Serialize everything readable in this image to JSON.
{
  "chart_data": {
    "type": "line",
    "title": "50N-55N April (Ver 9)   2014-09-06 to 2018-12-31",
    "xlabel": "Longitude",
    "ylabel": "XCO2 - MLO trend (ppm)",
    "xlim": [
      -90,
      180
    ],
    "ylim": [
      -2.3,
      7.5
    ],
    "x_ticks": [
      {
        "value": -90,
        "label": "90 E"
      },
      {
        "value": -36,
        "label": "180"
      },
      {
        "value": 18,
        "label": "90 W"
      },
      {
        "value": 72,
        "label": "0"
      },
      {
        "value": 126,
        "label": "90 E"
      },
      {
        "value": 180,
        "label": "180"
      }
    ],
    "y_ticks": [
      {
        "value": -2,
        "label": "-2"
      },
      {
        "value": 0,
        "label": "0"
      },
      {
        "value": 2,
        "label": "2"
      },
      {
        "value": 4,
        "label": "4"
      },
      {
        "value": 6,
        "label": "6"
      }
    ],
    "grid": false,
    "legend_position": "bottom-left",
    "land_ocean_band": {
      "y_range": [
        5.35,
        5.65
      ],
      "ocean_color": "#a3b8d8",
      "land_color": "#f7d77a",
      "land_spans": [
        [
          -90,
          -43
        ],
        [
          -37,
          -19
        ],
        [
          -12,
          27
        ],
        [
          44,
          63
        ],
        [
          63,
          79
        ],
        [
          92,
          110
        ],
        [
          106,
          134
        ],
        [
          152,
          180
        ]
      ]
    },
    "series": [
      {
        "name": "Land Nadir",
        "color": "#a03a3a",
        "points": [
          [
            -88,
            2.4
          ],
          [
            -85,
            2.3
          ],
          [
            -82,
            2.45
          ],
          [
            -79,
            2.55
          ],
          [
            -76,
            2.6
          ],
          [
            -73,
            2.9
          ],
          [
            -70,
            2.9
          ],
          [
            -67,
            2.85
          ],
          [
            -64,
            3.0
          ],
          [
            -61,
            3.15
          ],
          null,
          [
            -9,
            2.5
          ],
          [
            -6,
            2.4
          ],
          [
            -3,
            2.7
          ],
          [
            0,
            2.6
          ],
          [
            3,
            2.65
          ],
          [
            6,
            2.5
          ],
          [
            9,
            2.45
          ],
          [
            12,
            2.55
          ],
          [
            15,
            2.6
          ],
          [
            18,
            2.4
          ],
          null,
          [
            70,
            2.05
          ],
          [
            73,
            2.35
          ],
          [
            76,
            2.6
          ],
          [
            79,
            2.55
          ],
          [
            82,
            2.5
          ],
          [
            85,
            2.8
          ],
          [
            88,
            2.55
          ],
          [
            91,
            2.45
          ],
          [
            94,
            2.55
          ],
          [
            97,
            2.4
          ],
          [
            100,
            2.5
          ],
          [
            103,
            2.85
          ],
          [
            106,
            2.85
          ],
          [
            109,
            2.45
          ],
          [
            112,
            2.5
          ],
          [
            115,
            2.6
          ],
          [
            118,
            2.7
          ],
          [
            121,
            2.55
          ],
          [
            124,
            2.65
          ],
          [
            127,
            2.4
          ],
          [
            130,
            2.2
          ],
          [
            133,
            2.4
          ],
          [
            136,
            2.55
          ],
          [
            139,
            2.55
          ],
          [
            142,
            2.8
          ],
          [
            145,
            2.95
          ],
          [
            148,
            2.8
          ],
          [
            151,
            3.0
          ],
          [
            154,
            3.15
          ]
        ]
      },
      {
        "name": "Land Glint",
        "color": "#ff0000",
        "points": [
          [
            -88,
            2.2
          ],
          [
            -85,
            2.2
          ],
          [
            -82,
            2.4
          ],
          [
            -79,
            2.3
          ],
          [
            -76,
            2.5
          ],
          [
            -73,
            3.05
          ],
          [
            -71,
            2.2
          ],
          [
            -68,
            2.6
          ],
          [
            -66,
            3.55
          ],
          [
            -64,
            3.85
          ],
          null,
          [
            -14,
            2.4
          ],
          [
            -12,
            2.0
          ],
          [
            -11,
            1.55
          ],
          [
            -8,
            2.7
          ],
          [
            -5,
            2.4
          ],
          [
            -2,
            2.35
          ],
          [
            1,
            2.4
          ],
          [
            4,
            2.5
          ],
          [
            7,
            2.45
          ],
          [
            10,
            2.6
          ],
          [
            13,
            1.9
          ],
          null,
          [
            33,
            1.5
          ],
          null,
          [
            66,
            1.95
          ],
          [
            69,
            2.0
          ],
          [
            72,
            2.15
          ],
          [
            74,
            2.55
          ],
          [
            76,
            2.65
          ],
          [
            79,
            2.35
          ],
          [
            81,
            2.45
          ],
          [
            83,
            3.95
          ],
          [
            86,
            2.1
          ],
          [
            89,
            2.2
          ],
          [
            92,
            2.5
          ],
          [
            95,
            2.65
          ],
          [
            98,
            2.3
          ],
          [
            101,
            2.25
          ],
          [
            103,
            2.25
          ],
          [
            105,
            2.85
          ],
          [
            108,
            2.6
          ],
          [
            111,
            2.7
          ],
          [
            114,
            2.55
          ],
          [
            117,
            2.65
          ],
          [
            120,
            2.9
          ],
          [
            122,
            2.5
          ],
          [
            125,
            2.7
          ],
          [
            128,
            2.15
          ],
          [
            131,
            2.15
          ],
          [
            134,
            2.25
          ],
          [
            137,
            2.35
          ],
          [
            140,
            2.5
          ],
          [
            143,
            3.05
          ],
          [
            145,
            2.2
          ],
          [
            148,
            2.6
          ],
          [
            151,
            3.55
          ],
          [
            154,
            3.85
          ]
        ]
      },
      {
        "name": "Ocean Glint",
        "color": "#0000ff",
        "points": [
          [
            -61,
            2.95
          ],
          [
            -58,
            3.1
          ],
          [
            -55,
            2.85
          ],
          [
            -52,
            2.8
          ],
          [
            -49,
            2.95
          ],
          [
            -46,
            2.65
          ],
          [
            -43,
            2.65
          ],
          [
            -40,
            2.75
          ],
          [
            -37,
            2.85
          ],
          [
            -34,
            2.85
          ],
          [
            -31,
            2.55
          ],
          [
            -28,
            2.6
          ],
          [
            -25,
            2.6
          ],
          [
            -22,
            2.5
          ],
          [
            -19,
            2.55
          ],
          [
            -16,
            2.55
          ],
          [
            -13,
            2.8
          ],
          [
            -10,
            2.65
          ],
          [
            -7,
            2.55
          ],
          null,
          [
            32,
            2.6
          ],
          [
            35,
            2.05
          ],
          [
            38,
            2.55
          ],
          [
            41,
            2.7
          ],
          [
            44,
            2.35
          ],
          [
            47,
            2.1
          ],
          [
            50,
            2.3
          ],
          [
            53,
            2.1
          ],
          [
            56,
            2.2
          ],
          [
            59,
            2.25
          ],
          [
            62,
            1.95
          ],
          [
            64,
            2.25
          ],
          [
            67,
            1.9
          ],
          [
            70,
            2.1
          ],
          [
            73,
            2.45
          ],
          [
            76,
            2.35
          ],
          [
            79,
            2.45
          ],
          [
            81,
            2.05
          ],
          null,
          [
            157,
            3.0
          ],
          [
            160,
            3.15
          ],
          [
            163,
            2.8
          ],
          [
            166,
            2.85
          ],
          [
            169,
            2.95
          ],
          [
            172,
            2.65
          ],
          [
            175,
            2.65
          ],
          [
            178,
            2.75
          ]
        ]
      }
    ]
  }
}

══════════════════════════════

* Stated goal: Write out every entry above, word for word.

* Right answer:
Serialize everything readable in this image to JSON.
{
  "chart_data": {
    "type": "line",
    "title": "50N-55N April (Ver 9)   2014-09-06 to 2018-12-31",
    "xlabel": "Longitude",
    "ylabel": "XCO2 - MLO trend (ppm)",
    "xlim": [
      -90,
      180
    ],
    "ylim": [
      -2.3,
      7.5
    ],
    "x_ticks": [
      {
        "value": -90,
        "label": "90 E"
      },
      {
        "value": -36,
        "label": "180"
      },
      {
        "value": 18,
        "label": "90 W"
      },
      {
        "value": 72,
        "label": "0"
      },
      {
        "value": 126,
        "label": "90 E"
      },
      {
        "value": 180,
        "label": "180"
      }
    ],
    "y_ticks": [
      {
        "value": -2,
        "label": "-2"
      },
      {
        "value": 0,
        "label": "0"
      },
      {
        "value": 2,
        "label": "2"
      },
      {
        "value": 4,
        "label": "4"
      },
      {
        "value": 6,
        "label": "6"
      }
    ],
    "grid": false,
    "legend_position": "bottom-left",
    "land_ocean_band": {
      "y_range": [
        5.35,
        5.65
      ],
      "ocean_color": "#a3b8d8",
      "land_color": "#f7d77a",
      "land_spans": [
        [
          -90,
          -43
        ],
        [
          -37,
          -19
        ],
        [
          -12,
          27
        ],
        [
          44,
          63
        ],
        [
          63,
          79
        ],
        [
          92,
          110
        ],
        [
          106,
          134
        ],
        [
          152,
          180
        ]
      ]
    },
    "series": [
      {
        "name": "Land Nadir",
        "color": "#a03a3a",
        "points": [
          [
            -88,
            2.4
          ],
          [
            -85,
            2.3
          ],
          [
            -82,
            2.45
          ],
          [
            -79,
            2.55
          ],
          [
            -76,
            2.6
          ],
          [
            -73,
            2.9
          ],
          [
            -70,
            2.9
          ],
          [
            -67,
            2.85
          ],
          [
            -64,
            3.0
          ],
          [
            -61,
            3.15
          ],
          null,
          [
            -9,
            2.5
          ],
          [
            -6,
            2.4
          ],
          [
            -3,
            2.7
          ],
          [
            0,
            2.6
          ],
          [
            3,
            2.65
          ],
          [
            6,
            2.5
          ],
          [
            9,
            2.45
          ],
          [
            12,
            2.55
          ],
          [
            15,
            2.6
          ],
          [
            18,
            2.4
          ],
          null,
          [
            70,
            2.05
          ],
          [
            73,
            2.35
          ],
          [
            76,
            2.6
          ],
          [
            79,
            2.55
          ],
          [
            82,
            2.5
          ],
          [
            85,
            2.8
          ],
          [
            88,
            2.55
          ],
          [
            91,
            2.45
          ],
          [
            94,
            2.55
          ],
          [
            97,
            2.4
          ],
          [
            100,
            2.5
          ],
          [
            103,
            2.85
          ],
          [
            106,
            2.85
          ],
          [
            109,
            2.45
          ],
          [
            112,
            2.5
          ],
          [
            115,
            2.6
          ],
          [
            118,
            2.7
          ],
          [
            121,
            2.55
          ],
          [
            124,
            2.65
          ],
          [
            127,
            2.4
          ],
          [
            130,
            2.2
          ],
          [
            133,
            2.4
          ],
          [
            136,
            2.55
          ],
          [
            139,
            2.55
          ],
          [
            142,
            2.8
          ],
          [
            145,
            2.95
          ],
          [
            148,
            2.8
          ],
          [
            151,
            3.0
          ],
          [
            154,
            3.15
          ]
        ]
      },
      {
        "name": "Land Glint",
        "color": "#ff0000",
        "points": [
          [
            -88,
            2.2
          ],
          [
            -85,
            2.2
          ],
          [
            -82,
            2.4
          ],
          [
            -79,
            2.3
          ],
          [
            -76,
            2.5
          ],
          [
            -73,
            3.05
          ],
          [
            -71,
            2.2
          ],
          [
            -68,
            2.6
          ],
          [
            -66,
            3.55
          ],
          [
            -64,
            3.85
          ],
          null,
          [
            -14,
            2.4
          ],
          [
            -12,
            2.0
          ],
          [
            -11,
            1.55
          ],
          [
            -8,
            2.7
          ],
          [
            -5,
            2.4
          ],
          [
            -2,
            2.35
          ],
          [
            1,
            2.4
          ],
          [
            4,
            2.5
          ],
          [
            7,
            2.45
          ],
          [
            10,
            2.6
          ],
          [
            13,
            1.9
          ],
          null,
          [
            33,
            1.5
          ],
          null,
          [
            66,
            1.95
          ],
          [
            69,
            2.0
          ],
          [
            72,
            2.15
          ],
          [
            74,
            2.55
          ],
          [
            76,
            2.65
          ],
          [
            79,
            2.35
          ],
          [
            81,
            2.45
          ],
          [
            83,
            3.95
          ],
          [
            86,
            2.1
          ],
          [
            89,
            2.2
          ],
          [
            92,
            2.5
          ],
          [
            95,
            2.65
          ],
          [
            98,
            2.3
          ],
          [
            101,
            2.25
          ],
          [
            103,
            2.25
          ],
          [
            105,
            2.85
          ],
          [
            108,
            2.6
          ],
          [
            111,
            2.7
          ],
          [
            114,
            2.55
          ],
          [
            117,
            2.65
          ],
          [
            120,
            2.9
          ],
          [
            122,
            2.5
          ],
          [
            125,
            2.7
          ],
          [
            128,
            2.15
          ],
          [
            131,
            2.15
          ],
          [
            134,
            2.25
          ],
          [
            137,
            2.35
          ],
          [
            140,
            2.5
          ],
          [
            143,
            3.05
          ],
          [
            145,
            2.2
          ],
          [
            148,
            2.6
          ],
          [
            151,
            3.55
          ],
          [
            154,
            3.85
          ]
        ]
      },
      {
        "name": "Ocean Glint",
        "color": "#0000ff",
        "points": [
          [
            -61,
            2.95
          ],
          [
            -58,
            3.1
          ],
          [
            -55,
            2.85
          ],
          [
            -52,
            2.8
          ],
          [
            -49,
            2.95
          ],
          [
            -46,
            2.65
          ],
          [
            -43,
            2.65
          ],
          [
            -40,
            2.75
          ],
          [
            -37,
            2.85
          ],
          [
            -34,
            2.85
          ],
          [
            -31,
            2.55
          ],
          [
            -28,
            2.6
          ],
          [
            -25,
            2.6
          ],
          [
            -22,
            2.5
          ],
          [
            -19,
            2.55
          ],
          [
            -16,
            2.55
          ],
          [
            -13,
            2.8
          ],
          [
            -10,
            2.65
          ],
          [
            -7,
            2.55
          ],
          null,
          [
            32,
            2.6
          ],
          [
            35,
            2.05
          ],
          [
            38,
            2.55
          ],
          [
            41,
            2.7
          ],
          [
            44,
            2.35
          ],
          [
            47,
            2.1
          ],
          [
            50,
            2.3
          ],
          [
            53,
            2.1
          ],
          [
            56,
            2.2
          ],
          [
            59,
            2.25
          ],
          [
            62,
            1.95
          ],
          [
            64,
            2.25
          ],
          [
            67,
            1.9
          ],
          [
            70,
            2.1
          ],
          [
            73,
            2.45
          ],
          [
            76,
            2.35
          ],
          [
            79,
            2.45
          ],
          [
            81,
            2.05
          ],
          null,
          [
            157,
            3.0
          ],
          [
            160,
            3.15
          ],
          [
            163,
            2.8
          ],
          [
            166,
            2.85
          ],
          [
            169,
            2.95
          ],
          [
            172,
            2.65
          ],
          [
            175,
            2.65
          ],
          [
            178,
            2.75
          ]
        ]
      }
    ]
  }
}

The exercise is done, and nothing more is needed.